* **DATA PROVIDED**:
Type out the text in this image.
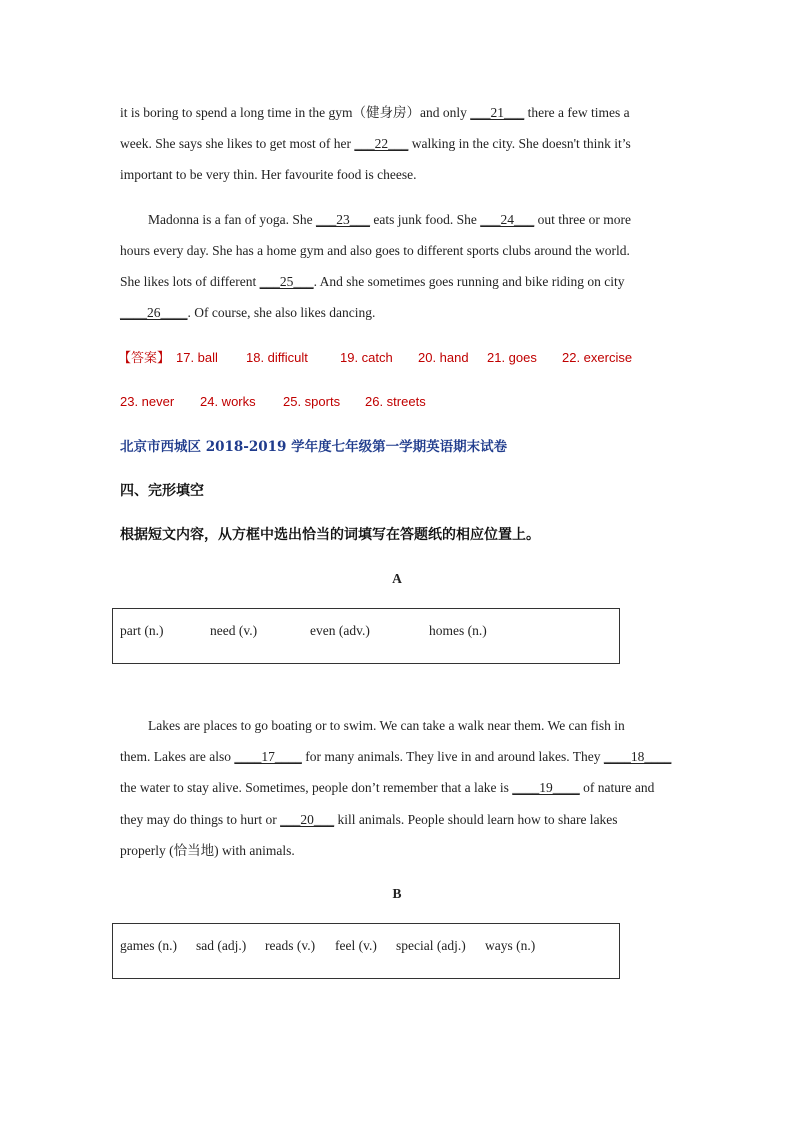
it is boring to spend a long time in the gym（健身房）and only ___21___ there a few times a
week. She says she likes to get most of her ___22___ walking in the city. She doesn't think it’s
important to be very thin. Her favourite food is cheese.
Madonna is a fan of yoga. She ___23___ eats junk food. She ___24___ out three or more
hours every day. She has a home gym and also goes to different sports clubs around the world.
She likes lots of different ___25___. And she sometimes goes running and bike riding on city
____26____. Of course, she also likes dancing.
【答案】 17. ball 18. difficult 19. catch 20. hand 21. goes 22. exercise
23. never 24. works 25. sports 26. streets
北京市西城区 2018-2019 学年度七年级第一学期英语期末试卷
四、完形填空
根据短文内容，从方框中选出恰当的词填写在答题纸的相应位置上。
A
part (n.)	need (v.)	even (adv.)	homes (n.)
Lakes are places to go boating or to swim. We can take a walk near them. We can fish in
them. Lakes are also ____17____ for many animals. They live in and around lakes. They ____18____
the water to stay alive. Sometimes, people don’t remember that a lake is ____19____ of nature and
they may do things to hurt or ___20___ kill animals. People should learn how to share lakes
properly (恰当地) with animals.
B
games (n.) sad (adj.) reads (v.) feel (v.) special (adj.) ways (n.)
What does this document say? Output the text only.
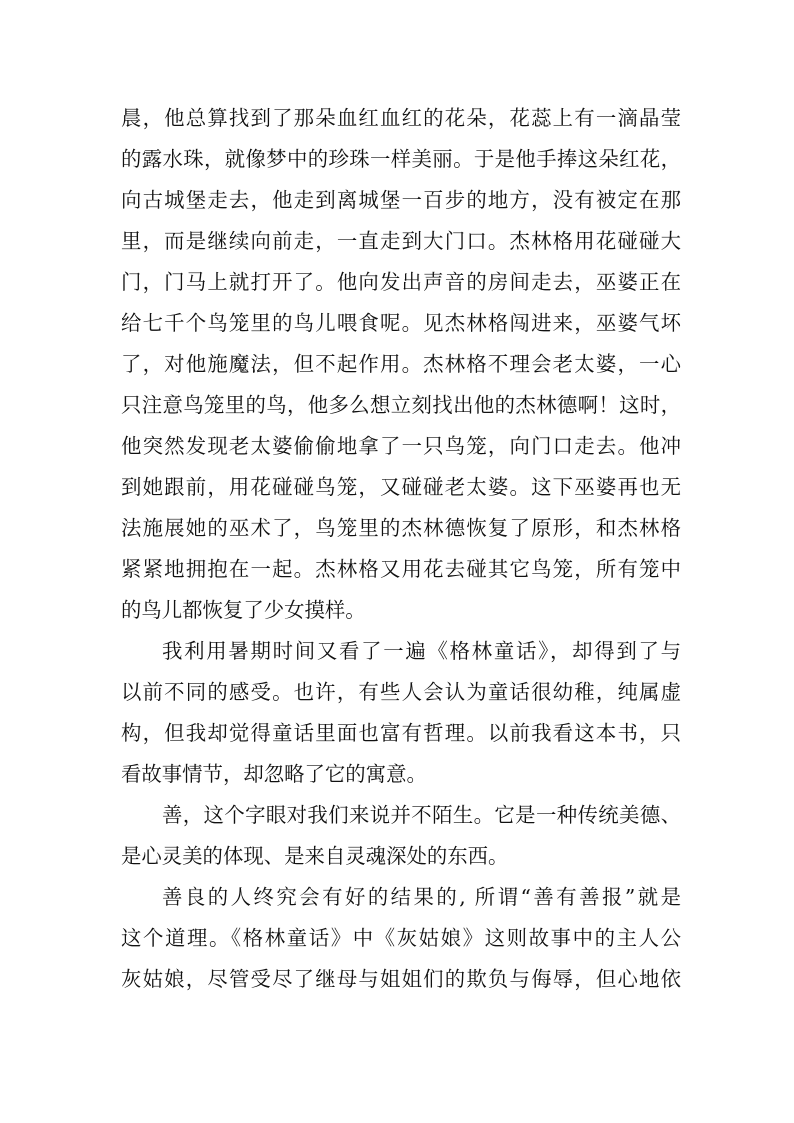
晨，他总算找到了那朵血红血红的花朵，花蕊上有一滴晶莹
的露水珠，就像梦中的珍珠一样美丽。于是他手捧这朵红花，
向古城堡走去，他走到离城堡一百步的地方，没有被定在那
里，而是继续向前走，一直走到大门口。杰林格用花碰碰大
门，门马上就打开了。他向发出声音的房间走去，巫婆正在
给七千个鸟笼里的鸟儿喂食呢。见杰林格闯进来，巫婆气坏
了，对他施魔法，但不起作用。杰林格不理会老太婆，一心
只注意鸟笼里的鸟，他多么想立刻找出他的杰林德啊！这时，
他突然发现老太婆偷偷地拿了一只鸟笼，向门口走去。他冲
到她跟前，用花碰碰鸟笼，又碰碰老太婆。这下巫婆再也无
法施展她的巫术了，鸟笼里的杰林德恢复了原形，和杰林格
紧紧地拥抱在一起。杰林格又用花去碰其它鸟笼，所有笼中
的鸟儿都恢复了少女摸样。
我利用暑期时间又看了一遍《格林童话》，却得到了与
以前不同的感受。也许，有些人会认为童话很幼稚，纯属虚
构，但我却觉得童话里面也富有哲理。以前我看这本书，只
看故事情节，却忽略了它的寓意。
善，这个字眼对我们来说并不陌生。它是一种传统美德、
是心灵美的体现、是来自灵魂深处的东西。
善良的人终究会有好的结果的, 所谓“善有善报”就是
这个道理。《格林童话》中《灰姑娘》这则故事中的主人公
灰姑娘，尽管受尽了继母与姐姐们的欺负与侮辱，但心地依
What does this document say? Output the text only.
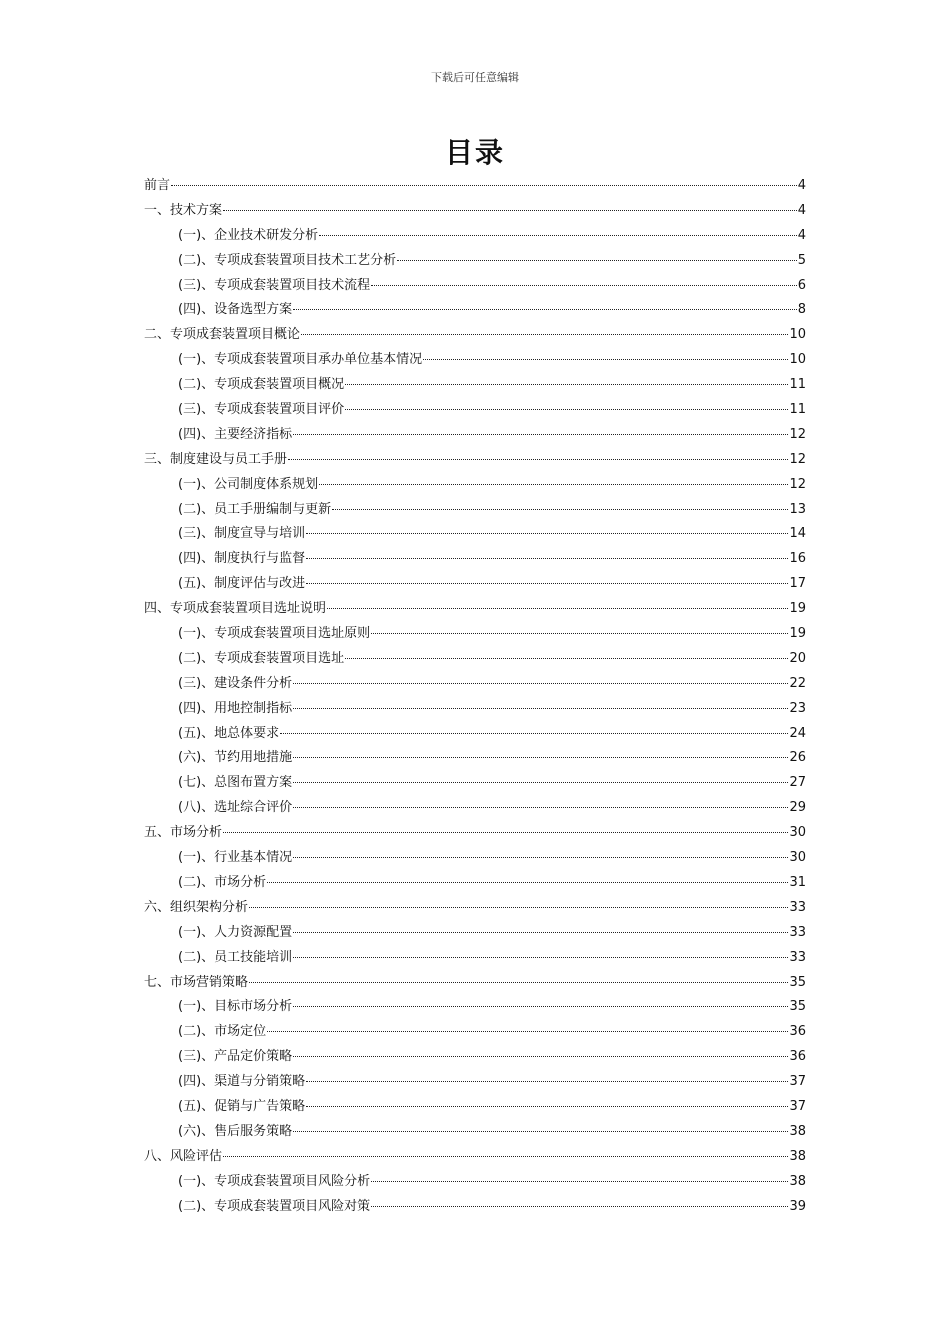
下载后可任意编辑
目录
前言	4
一、技术方案	4
(一)、企业技术研发分析	4
(二)、专项成套装置项目技术工艺分析	5
(三)、专项成套装置项目技术流程	6
(四)、设备选型方案	8
二、专项成套装置项目概论	10
(一)、专项成套装置项目承办单位基本情况	10
(二)、专项成套装置项目概况	11
(三)、专项成套装置项目评价	11
(四)、主要经济指标	12
三、制度建设与员工手册	12
(一)、公司制度体系规划	12
(二)、员工手册编制与更新	13
(三)、制度宣导与培训	14
(四)、制度执行与监督	16
(五)、制度评估与改进	17
四、专项成套装置项目选址说明	19
(一)、专项成套装置项目选址原则	19
(二)、专项成套装置项目选址	20
(三)、建设条件分析	22
(四)、用地控制指标	23
(五)、地总体要求	24
(六)、节约用地措施	26
(七)、总图布置方案	27
(八)、选址综合评价	29
五、市场分析	30
(一)、行业基本情况	30
(二)、市场分析	31
六、组织架构分析	33
(一)、人力资源配置	33
(二)、员工技能培训	33
七、市场营销策略	35
(一)、目标市场分析	35
(二)、市场定位	36
(三)、产品定价策略	36
(四)、渠道与分销策略	37
(五)、促销与广告策略	37
(六)、售后服务策略	38
八、风险评估	38
(一)、专项成套装置项目风险分析	38
(二)、专项成套装置项目风险对策	39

* **TASK DESCRIPTION**: Gather every line from the listing above in which "around" appears, and copy those lines.

* **EXERCISE OUTPUT**:
hours every day. She has a home gym and also goes to different sports clubs around the world.
them. Lakes are also ____17____ for many animals. They live in and around lakes. They ____18____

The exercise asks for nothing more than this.